VENEZUELA: Police Convicted of 2002 Pre-Coup Killings
A Venezuelan court sentenced three former police chiefs and three rank-and-file officers Friday to the maximum possible sentence in Venezuela, 30 years, for killing demonstrators ahead of the Apr. 11, 2002 coup in which President Hugo Chávez was briefly overthrown.
In the verdict handed down after a four-year trial, former Caracas metropolitan police chief Henry Vivas, former deputy chief Lázaro Forero, and then security chief for the city government Iván Simonovis, were found guilty of complicity in the homicides of three civilians and the wounding of 29 others.
Judge Maryorie Calderón also handed 30-year sentences to three police officers convicted of firing on pro-Chávez demonstrators who had gathered in front of the government palace as hundreds of thousands of opposition demonstrators marched towards the building.
Four other policemen were given sentences of between three and 17 years, and one was acquitted.

--*--

*Stated problem 1*
In the records, from the start through the line containing "The trunk portion 141 is at (383, 345).", swap "planar state" for "flat state" and leave everything else unchanged.

*Listed entries*
--*--

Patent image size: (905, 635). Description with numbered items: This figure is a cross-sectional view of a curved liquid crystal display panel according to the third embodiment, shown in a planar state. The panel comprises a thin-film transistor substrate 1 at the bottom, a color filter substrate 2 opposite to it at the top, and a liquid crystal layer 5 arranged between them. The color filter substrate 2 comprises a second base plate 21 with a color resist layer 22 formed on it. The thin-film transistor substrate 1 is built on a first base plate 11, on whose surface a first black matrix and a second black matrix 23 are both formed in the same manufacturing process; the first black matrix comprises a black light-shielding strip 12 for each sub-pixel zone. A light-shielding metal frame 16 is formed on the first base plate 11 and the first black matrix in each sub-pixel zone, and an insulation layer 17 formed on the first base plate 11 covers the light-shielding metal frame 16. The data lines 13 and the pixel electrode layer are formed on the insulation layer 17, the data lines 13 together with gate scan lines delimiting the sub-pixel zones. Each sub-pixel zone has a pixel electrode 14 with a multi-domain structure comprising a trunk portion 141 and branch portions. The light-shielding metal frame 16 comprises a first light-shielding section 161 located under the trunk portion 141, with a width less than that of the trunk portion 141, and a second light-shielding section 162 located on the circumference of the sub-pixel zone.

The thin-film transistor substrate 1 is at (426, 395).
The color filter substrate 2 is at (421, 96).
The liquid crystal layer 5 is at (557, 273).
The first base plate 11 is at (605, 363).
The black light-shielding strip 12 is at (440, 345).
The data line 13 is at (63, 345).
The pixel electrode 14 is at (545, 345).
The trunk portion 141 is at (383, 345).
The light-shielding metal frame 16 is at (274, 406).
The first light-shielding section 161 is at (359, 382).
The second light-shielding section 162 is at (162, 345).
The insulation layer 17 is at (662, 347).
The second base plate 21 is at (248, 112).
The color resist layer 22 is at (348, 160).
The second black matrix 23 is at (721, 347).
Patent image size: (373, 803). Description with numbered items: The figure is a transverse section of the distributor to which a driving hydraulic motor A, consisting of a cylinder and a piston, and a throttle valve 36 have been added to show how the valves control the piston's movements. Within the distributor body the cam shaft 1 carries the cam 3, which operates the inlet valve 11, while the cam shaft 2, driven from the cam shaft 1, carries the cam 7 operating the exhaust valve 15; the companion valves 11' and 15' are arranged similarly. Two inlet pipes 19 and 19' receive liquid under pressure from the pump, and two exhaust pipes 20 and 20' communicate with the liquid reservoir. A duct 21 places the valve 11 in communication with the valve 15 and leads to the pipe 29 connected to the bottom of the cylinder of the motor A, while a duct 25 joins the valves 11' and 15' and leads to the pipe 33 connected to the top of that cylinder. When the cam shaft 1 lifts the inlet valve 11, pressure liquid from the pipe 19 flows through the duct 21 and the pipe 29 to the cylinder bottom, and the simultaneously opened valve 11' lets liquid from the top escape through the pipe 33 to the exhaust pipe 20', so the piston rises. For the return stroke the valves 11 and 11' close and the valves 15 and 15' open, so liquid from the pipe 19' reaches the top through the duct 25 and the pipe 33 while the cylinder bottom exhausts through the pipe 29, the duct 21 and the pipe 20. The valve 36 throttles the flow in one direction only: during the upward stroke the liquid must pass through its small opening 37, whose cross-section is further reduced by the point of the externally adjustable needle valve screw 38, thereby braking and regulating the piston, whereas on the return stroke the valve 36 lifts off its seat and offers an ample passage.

--*--

*Stated problem 2*
According to the news report on the Venezuelan police convictions, how long did the trial last before the verdict?

*Finished answer 1*
Patent image size: (905, 635). Description with numbered items: This figure is a cross-sectional view of a curved liquid crystal display panel according to the third embodiment, shown in a flat state. The panel comprises a thin-film transistor substrate 1 at the bottom, a color filter substrate 2 opposite to it at the top, and a liquid crystal layer 5 arranged between them. The color filter substrate 2 comprises a second base plate 21 with a color resist layer 22 formed on it. The thin-film transistor substrate 1 is built on a first base plate 11, on whose surface a first black matrix and a second black matrix 23 are both formed in the same manufacturing process; the first black matrix comprises a black light-shielding strip 12 for each sub-pixel zone. A light-shielding metal frame 16 is formed on the first base plate 11 and the first black matrix in each sub-pixel zone, and an insulation layer 17 formed on the first base plate 11 covers the light-shielding metal frame 16. The data lines 13 and the pixel electrode layer are formed on the insulation layer 17, the data lines 13 together with gate scan lines delimiting the sub-pixel zones. Each sub-pixel zone has a pixel electrode 14 with a multi-domain structure comprising a trunk portion 141 and branch portions. The light-shielding metal frame 16 comprises a first light-shielding section 161 located under the trunk portion 141, with a width less than that of the trunk portion 141, and a second light-shielding section 162 located on the circumference of the sub-pixel zone.

The thin-film transistor substrate 1 is at (426, 395).
The color filter substrate 2 is at (421, 96).
The liquid crystal layer 5 is at (557, 273).
The first base plate 11 is at (605, 363).
The black light-shielding strip 12 is at (440, 345).
The data line 13 is at (63, 345).
The pixel electrode 14 is at (545, 345).
The trunk portion 141 is at (383, 345).

*Finished answer 2*
Four years.